Write out every entry exactly as it stands.

(Data entries)

====

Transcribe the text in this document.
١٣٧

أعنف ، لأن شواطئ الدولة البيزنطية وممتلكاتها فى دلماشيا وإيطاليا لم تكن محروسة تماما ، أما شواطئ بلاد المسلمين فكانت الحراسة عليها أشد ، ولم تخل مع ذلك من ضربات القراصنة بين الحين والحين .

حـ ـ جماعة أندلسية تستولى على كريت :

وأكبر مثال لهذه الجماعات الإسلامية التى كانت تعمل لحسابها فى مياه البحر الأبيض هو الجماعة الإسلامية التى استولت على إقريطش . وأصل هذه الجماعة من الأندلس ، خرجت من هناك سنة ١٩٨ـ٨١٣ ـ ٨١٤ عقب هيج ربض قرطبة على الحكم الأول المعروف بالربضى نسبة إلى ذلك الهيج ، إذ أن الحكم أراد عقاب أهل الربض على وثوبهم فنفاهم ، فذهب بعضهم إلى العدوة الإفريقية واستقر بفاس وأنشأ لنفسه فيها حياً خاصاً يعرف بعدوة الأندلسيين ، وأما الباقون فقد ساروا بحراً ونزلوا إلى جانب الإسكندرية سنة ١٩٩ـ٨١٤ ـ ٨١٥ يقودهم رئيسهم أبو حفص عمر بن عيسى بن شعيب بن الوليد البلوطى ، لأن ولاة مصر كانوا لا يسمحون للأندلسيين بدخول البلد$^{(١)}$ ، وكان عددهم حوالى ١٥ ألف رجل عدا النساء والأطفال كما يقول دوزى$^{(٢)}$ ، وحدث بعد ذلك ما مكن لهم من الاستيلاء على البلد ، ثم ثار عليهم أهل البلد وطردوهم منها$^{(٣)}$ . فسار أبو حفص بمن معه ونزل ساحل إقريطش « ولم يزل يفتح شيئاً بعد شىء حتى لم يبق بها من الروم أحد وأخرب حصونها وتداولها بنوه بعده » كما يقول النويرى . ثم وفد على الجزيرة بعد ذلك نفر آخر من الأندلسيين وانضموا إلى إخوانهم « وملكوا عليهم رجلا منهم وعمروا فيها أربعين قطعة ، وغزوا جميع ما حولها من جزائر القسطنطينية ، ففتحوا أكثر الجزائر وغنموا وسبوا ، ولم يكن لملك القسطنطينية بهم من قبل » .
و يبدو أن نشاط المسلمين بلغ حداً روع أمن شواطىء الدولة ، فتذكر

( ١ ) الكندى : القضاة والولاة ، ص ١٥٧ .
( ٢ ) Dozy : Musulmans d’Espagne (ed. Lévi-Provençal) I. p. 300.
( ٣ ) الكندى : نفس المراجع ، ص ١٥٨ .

====

-- ANSWER TO THE TASK --
Transcribe the text in this document.
١٣٧

أعنف ، لأن شواطئ الدولة البيزنطية وممتلكاتها فى دلماشيا وإيطاليا لم تكن محروسة تماما ، أما شواطئ بلاد المسلمين فكانت الحراسة عليها أشد ، ولم تخل مع ذلك من ضربات القراصنة بين الحين والحين .

حـ ـ جماعة أندلسية تستولى على كريت :

وأكبر مثال لهذه الجماعات الإسلامية التى كانت تعمل لحسابها فى مياه البحر الأبيض هو الجماعة الإسلامية التى استولت على إقريطش . وأصل هذه الجماعة من الأندلس ، خرجت من هناك سنة ١٩٨ـ٨١٣ ـ ٨١٤ عقب هيج ربض قرطبة على الحكم الأول المعروف بالربضى نسبة إلى ذلك الهيج ، إذ أن الحكم أراد عقاب أهل الربض على وثوبهم فنفاهم ، فذهب بعضهم إلى العدوة الإفريقية واستقر بفاس وأنشأ لنفسه فيها حياً خاصاً يعرف بعدوة الأندلسيين ، وأما الباقون فقد ساروا بحراً ونزلوا إلى جانب الإسكندرية سنة ١٩٩ـ٨١٤ ـ ٨١٥ يقودهم رئيسهم أبو حفص عمر بن عيسى بن شعيب بن الوليد البلوطى ، لأن ولاة مصر كانوا لا يسمحون للأندلسيين بدخول البلد$^{(١)}$ ، وكان عددهم حوالى ١٥ ألف رجل عدا النساء والأطفال كما يقول دوزى$^{(٢)}$ ، وحدث بعد ذلك ما مكن لهم من الاستيلاء على البلد ، ثم ثار عليهم أهل البلد وطردوهم منها$^{(٣)}$ . فسار أبو حفص بمن معه ونزل ساحل إقريطش « ولم يزل يفتح شيئاً بعد شىء حتى لم يبق بها من الروم أحد وأخرب حصونها وتداولها بنوه بعده » كما يقول النويرى . ثم وفد على الجزيرة بعد ذلك نفر آخر من الأندلسيين وانضموا إلى إخوانهم « وملكوا عليهم رجلا منهم وعمروا فيها أربعين قطعة ، وغزوا جميع ما حولها من جزائر القسطنطينية ، ففتحوا أكثر الجزائر وغنموا وسبوا ، ولم يكن لملك القسطنطينية بهم من قبل » .
و يبدو أن نشاط المسلمين بلغ حداً روع أمن شواطىء الدولة ، فتذكر

( ١ ) الكندى : القضاة والولاة ، ص ١٥٧ .
( ٢ ) Dozy : Musulmans d’Espagne (ed. Lévi-Provençal) I. p. 300.
( ٣ ) الكندى : نفس المراجع ، ص ١٥٨ .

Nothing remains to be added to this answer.